--- Start of ENTRIES ---
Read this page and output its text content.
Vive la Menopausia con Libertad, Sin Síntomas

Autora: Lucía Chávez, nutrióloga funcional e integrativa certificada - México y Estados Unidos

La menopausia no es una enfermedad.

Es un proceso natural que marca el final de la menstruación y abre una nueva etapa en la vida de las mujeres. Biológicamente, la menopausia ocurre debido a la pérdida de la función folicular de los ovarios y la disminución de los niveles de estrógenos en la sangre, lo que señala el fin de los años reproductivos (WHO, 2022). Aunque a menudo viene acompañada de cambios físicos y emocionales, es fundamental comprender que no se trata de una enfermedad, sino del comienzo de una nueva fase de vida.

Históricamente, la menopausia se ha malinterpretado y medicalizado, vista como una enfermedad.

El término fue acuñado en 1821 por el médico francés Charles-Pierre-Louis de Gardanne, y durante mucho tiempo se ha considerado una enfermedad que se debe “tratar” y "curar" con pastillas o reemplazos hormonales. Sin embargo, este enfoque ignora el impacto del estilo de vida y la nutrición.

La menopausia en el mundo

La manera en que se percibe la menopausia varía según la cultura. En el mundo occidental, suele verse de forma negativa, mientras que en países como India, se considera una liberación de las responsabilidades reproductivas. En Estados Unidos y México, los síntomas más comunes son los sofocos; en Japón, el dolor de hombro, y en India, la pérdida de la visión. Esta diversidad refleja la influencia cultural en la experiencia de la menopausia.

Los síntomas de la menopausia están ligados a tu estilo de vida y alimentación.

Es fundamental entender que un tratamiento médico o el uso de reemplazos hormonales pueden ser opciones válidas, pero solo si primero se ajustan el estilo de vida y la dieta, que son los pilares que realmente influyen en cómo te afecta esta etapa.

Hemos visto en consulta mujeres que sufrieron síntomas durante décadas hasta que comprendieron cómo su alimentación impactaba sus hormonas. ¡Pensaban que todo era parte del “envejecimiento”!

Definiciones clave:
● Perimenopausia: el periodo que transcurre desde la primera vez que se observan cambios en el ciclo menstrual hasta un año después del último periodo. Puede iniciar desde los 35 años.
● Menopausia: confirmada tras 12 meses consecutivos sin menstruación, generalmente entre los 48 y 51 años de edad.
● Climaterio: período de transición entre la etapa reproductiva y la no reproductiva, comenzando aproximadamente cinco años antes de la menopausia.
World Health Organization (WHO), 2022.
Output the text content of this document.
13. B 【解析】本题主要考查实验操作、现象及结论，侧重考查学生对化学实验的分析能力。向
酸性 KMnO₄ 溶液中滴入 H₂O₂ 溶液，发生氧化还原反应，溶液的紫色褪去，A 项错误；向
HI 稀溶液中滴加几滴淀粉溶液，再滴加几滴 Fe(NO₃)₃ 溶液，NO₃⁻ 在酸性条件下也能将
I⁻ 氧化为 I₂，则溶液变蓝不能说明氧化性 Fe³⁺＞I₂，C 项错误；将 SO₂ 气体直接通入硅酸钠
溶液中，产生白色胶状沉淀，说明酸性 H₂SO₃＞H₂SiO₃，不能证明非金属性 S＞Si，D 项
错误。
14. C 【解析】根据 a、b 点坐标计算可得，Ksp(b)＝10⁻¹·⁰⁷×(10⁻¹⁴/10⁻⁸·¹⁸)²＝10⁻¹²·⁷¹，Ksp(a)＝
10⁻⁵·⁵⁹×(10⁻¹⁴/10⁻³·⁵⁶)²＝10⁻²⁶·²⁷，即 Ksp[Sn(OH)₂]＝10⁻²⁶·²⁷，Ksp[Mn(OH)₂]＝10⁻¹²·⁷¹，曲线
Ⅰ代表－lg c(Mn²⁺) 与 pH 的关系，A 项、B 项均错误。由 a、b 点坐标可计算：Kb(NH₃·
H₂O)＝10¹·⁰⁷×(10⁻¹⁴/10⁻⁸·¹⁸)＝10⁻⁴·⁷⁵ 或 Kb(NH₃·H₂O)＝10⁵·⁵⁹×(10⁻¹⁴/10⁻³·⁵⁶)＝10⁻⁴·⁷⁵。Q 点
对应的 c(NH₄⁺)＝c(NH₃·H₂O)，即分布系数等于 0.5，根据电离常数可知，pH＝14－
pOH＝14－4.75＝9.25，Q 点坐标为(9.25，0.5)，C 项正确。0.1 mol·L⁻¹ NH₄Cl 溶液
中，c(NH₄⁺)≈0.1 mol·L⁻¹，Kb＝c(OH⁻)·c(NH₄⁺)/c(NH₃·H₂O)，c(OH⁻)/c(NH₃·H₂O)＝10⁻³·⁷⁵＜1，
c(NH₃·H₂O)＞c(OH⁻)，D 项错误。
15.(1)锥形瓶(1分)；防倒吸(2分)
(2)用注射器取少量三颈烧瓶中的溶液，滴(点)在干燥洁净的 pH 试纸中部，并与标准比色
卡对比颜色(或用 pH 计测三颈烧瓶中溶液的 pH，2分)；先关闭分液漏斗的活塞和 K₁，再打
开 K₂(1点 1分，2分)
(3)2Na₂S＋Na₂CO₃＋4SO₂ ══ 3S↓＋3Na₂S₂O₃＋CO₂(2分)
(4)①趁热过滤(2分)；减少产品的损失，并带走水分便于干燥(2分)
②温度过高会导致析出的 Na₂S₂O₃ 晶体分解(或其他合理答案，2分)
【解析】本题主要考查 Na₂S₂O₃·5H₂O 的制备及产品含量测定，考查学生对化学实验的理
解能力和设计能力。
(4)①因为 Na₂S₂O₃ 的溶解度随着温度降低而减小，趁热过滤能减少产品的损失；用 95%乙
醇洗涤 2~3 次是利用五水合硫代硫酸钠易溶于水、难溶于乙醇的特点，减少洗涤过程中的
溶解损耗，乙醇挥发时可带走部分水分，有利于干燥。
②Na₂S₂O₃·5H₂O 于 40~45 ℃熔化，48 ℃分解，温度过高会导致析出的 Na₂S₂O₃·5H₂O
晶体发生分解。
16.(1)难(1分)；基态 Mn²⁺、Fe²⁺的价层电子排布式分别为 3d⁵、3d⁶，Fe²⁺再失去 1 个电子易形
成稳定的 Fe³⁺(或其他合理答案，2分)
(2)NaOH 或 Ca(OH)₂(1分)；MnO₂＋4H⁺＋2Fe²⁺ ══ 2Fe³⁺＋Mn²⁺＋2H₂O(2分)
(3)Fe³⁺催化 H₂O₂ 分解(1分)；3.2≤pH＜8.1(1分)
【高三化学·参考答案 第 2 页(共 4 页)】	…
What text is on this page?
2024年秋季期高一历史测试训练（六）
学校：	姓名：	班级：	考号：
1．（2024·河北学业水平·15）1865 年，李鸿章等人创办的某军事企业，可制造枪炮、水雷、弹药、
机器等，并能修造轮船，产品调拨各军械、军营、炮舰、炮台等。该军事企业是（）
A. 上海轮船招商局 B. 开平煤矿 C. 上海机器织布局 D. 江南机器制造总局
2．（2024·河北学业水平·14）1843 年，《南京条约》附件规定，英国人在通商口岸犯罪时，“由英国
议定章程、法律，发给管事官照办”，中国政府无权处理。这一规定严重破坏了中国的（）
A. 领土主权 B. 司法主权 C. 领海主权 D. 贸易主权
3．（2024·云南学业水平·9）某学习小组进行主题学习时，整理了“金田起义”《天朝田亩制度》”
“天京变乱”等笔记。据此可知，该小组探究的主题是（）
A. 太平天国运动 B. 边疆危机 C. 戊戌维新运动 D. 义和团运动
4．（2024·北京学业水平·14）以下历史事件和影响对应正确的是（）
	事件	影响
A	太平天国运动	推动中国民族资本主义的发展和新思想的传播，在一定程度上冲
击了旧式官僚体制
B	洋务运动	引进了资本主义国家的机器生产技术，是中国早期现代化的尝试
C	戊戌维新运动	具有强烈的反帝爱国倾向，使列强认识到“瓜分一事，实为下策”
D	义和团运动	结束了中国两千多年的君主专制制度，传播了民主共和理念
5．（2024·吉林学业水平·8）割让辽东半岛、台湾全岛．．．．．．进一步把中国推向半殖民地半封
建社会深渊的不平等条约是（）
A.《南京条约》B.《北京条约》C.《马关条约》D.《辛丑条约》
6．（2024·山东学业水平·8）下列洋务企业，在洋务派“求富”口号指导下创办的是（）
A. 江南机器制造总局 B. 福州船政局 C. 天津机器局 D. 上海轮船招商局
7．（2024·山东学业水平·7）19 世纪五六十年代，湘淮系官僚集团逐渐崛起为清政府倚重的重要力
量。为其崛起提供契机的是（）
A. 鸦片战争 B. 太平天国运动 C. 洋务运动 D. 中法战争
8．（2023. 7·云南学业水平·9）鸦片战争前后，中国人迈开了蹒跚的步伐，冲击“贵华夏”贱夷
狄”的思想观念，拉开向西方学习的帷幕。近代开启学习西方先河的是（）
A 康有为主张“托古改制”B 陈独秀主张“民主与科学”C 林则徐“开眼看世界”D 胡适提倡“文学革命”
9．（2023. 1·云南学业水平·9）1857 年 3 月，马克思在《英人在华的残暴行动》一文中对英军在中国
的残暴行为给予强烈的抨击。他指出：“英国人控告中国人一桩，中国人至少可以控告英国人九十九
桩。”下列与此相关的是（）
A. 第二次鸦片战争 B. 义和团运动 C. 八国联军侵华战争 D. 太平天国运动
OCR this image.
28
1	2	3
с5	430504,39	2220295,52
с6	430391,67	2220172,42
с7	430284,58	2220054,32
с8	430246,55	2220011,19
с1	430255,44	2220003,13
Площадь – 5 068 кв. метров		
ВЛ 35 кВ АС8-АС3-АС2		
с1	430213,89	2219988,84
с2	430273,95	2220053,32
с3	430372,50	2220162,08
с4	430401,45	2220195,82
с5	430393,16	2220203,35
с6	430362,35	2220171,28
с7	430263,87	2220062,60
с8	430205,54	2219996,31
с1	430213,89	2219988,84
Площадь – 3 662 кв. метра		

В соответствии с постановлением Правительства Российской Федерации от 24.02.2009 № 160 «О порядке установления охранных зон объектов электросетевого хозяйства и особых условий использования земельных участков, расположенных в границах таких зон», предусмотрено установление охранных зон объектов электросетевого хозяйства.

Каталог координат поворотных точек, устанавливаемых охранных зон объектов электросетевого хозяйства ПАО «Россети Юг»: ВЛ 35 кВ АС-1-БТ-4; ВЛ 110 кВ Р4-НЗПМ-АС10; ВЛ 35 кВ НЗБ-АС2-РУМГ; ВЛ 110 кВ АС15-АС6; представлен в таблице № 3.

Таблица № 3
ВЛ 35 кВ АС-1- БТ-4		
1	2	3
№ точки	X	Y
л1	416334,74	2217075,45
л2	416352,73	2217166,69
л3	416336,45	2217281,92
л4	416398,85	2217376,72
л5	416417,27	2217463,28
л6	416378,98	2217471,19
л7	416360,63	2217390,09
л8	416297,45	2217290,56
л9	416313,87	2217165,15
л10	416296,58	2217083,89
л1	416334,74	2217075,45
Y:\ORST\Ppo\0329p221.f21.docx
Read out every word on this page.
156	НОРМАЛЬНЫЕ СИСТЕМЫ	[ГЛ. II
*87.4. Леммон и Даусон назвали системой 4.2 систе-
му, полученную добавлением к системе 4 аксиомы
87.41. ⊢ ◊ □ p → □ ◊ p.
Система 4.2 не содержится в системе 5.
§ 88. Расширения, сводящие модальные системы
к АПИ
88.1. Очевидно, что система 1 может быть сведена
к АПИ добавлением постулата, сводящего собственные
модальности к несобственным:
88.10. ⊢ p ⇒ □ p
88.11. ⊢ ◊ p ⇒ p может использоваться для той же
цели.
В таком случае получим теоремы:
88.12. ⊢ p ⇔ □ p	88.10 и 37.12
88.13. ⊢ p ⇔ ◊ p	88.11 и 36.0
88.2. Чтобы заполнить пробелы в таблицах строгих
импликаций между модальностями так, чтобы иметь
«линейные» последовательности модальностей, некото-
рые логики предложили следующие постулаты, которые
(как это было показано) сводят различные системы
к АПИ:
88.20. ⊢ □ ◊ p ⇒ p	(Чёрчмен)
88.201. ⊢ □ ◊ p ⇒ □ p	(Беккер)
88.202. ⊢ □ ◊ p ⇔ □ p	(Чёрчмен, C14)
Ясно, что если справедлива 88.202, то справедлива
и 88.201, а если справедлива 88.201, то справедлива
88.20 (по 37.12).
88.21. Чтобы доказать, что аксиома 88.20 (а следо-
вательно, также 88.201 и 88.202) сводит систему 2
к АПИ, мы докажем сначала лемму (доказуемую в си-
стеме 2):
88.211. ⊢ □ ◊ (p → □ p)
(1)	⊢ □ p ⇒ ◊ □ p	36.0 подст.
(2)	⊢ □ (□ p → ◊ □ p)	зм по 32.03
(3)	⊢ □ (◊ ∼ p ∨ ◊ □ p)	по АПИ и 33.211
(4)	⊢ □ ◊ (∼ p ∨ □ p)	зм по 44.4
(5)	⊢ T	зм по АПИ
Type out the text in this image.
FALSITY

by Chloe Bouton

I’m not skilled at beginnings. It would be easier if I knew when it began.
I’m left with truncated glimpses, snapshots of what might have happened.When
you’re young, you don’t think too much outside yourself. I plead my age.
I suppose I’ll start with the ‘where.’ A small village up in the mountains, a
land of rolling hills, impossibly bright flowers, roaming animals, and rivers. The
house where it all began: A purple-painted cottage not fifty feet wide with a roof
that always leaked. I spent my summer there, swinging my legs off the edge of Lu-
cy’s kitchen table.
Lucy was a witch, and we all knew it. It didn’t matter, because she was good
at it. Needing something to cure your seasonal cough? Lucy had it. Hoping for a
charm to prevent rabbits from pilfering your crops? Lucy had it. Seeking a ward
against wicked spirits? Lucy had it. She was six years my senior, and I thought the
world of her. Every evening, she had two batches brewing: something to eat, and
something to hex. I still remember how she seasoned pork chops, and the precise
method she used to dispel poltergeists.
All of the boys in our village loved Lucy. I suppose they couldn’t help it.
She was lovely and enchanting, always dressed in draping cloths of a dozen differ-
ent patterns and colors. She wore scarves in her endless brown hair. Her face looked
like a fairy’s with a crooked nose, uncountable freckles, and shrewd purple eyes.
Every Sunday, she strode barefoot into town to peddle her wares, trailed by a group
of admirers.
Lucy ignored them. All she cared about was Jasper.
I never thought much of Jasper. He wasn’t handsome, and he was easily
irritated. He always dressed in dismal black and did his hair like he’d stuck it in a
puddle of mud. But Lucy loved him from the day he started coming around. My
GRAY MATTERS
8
--- End of ENTRIES ---
PROMPT: In the listing, find each line with the string "добавлением" and copy it.

REPLY TO THE EXERCISE:
му, полученную добавлением к системе 4 аксиомы
к АПИ добавлением постулата, сводящего собственные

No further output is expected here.